## GOAL OF THE EXERCISE:
Gather all lines in the entries that include the word "value".

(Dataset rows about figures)
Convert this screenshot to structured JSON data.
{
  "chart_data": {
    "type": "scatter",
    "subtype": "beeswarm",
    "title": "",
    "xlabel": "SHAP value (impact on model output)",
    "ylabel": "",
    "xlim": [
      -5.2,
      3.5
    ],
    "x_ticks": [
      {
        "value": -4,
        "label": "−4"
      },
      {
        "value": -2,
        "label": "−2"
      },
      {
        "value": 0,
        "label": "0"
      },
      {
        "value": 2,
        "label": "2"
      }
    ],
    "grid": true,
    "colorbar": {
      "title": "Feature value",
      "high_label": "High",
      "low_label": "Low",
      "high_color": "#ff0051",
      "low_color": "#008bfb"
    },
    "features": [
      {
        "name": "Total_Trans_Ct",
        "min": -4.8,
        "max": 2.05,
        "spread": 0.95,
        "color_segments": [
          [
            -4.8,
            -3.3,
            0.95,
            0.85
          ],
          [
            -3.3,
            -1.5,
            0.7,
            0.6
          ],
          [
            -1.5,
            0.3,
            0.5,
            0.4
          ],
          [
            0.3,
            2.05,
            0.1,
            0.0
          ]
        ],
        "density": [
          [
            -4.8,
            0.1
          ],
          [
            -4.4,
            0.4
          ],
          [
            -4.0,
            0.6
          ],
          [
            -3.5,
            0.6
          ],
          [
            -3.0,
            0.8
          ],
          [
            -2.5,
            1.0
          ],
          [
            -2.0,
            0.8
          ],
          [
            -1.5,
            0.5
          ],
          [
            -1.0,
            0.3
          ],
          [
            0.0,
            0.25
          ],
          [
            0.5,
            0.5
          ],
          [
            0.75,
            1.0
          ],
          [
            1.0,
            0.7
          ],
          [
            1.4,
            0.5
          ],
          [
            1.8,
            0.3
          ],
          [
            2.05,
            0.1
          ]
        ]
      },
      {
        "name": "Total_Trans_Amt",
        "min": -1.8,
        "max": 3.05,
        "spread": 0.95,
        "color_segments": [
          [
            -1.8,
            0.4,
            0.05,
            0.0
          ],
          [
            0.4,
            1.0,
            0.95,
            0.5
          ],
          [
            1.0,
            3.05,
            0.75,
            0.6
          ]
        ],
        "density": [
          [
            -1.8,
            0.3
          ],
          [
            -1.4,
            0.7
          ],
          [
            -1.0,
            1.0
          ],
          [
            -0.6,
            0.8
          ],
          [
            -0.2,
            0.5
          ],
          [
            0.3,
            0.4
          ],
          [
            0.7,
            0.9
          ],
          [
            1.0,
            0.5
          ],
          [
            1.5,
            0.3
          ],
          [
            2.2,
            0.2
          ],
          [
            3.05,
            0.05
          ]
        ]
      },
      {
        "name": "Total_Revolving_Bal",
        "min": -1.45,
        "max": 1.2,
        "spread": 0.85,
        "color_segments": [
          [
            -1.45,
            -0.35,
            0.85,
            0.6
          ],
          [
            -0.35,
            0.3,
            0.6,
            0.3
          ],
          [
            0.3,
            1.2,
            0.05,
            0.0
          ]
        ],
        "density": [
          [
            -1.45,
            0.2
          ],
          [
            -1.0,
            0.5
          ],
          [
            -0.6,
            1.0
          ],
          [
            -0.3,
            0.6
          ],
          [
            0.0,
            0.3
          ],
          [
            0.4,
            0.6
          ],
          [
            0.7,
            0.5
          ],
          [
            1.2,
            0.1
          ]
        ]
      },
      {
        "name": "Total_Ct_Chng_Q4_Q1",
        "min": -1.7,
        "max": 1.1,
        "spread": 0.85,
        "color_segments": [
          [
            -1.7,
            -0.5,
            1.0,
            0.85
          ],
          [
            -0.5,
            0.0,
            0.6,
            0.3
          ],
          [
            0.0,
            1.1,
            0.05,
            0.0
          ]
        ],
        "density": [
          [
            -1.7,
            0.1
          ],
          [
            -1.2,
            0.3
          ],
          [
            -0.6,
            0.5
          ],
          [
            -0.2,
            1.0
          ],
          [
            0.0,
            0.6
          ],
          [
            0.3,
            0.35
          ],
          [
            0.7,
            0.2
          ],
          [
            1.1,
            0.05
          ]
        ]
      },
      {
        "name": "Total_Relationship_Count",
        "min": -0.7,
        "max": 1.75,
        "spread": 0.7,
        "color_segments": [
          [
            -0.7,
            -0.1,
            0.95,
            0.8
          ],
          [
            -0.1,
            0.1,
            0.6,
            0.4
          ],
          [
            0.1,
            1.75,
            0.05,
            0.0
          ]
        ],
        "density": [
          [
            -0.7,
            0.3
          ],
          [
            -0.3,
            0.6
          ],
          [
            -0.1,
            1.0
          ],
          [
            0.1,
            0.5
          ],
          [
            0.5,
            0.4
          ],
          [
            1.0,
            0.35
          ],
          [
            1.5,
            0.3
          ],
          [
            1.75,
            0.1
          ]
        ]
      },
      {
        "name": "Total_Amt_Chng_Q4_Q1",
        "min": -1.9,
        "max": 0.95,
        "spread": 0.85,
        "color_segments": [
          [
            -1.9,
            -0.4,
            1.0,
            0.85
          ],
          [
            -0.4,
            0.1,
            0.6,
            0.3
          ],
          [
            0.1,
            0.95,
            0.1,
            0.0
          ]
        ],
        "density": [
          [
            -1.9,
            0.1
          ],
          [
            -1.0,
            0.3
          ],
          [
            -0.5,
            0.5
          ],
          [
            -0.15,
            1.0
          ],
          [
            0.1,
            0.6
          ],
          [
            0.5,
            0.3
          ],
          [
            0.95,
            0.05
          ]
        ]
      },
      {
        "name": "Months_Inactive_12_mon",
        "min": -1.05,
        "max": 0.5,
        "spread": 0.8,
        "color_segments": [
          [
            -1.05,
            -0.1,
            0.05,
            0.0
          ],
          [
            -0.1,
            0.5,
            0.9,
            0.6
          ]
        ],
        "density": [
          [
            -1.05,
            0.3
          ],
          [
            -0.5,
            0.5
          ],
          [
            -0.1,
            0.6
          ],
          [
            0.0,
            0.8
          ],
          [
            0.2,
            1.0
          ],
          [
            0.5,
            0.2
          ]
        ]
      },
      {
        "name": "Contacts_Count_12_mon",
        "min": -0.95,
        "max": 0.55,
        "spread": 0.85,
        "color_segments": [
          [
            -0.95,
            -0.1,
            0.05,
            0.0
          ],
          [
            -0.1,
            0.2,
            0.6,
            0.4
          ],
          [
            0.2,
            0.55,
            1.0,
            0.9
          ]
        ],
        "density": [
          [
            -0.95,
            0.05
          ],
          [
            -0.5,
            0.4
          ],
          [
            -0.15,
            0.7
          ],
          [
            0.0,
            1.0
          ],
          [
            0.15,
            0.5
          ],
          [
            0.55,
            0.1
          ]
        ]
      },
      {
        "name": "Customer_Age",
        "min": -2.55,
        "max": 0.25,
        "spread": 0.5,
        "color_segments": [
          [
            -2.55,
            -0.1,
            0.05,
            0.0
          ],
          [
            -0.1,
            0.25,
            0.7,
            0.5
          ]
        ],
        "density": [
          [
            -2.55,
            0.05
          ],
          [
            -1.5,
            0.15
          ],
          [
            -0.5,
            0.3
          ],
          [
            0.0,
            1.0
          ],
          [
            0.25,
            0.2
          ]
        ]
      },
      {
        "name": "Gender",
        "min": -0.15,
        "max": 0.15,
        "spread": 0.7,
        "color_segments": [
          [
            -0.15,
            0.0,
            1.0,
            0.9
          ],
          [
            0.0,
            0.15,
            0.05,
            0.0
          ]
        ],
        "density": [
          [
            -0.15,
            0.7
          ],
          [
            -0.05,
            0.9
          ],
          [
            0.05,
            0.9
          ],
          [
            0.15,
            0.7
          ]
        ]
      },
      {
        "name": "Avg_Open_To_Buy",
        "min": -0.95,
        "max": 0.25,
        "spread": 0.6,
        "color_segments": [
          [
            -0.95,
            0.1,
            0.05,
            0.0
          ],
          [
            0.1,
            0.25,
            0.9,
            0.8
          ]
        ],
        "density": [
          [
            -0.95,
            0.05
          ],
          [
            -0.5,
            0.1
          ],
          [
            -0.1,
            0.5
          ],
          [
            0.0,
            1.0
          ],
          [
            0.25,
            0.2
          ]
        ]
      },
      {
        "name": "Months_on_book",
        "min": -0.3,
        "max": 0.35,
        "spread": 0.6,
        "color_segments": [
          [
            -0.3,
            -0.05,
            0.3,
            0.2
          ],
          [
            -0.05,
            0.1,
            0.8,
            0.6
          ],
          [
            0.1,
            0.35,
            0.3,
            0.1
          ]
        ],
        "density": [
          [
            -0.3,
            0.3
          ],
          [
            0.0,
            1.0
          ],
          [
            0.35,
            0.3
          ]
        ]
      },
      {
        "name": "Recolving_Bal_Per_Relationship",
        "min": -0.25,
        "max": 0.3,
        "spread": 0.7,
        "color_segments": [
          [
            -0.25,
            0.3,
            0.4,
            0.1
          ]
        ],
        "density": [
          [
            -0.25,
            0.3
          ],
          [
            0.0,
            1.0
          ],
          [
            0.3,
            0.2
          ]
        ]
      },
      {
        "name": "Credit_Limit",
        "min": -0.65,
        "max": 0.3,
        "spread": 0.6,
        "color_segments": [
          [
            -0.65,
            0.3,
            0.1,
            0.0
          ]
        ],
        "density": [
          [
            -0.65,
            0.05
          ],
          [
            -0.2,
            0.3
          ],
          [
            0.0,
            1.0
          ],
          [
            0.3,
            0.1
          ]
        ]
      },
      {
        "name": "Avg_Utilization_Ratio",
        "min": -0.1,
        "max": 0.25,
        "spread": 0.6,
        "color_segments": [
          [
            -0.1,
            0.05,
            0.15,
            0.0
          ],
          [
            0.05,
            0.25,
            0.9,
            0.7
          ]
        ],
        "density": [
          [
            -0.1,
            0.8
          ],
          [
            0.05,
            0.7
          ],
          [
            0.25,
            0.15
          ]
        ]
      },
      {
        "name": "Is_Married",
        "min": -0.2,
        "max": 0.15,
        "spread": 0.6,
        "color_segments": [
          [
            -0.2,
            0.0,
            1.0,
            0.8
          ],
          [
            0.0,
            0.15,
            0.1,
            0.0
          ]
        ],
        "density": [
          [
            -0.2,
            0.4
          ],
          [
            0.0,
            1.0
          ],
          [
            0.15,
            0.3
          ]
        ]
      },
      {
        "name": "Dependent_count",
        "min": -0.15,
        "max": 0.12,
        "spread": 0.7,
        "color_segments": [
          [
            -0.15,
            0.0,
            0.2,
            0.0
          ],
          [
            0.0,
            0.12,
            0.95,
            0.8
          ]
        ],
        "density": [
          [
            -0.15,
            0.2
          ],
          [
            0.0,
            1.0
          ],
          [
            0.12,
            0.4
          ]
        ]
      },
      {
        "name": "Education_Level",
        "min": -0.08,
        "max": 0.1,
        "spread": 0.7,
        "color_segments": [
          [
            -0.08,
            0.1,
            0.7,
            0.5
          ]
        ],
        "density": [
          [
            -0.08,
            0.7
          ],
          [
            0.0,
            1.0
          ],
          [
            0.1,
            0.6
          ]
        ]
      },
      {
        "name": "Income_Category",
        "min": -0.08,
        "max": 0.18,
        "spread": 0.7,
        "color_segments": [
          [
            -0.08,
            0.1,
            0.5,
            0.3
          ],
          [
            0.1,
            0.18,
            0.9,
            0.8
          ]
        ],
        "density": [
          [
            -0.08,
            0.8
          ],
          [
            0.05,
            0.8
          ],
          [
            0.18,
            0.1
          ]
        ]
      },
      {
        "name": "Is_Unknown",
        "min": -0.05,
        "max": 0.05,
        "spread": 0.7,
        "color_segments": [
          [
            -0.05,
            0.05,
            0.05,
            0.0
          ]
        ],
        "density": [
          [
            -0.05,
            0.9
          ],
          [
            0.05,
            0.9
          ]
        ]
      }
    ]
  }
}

## ANSWER TO THE TASK:
    "xlabel": "SHAP value (impact on model output)",
        "value": -4,
        "value": -2,
        "value": 0,
        "value": 2,
      "title": "Feature value",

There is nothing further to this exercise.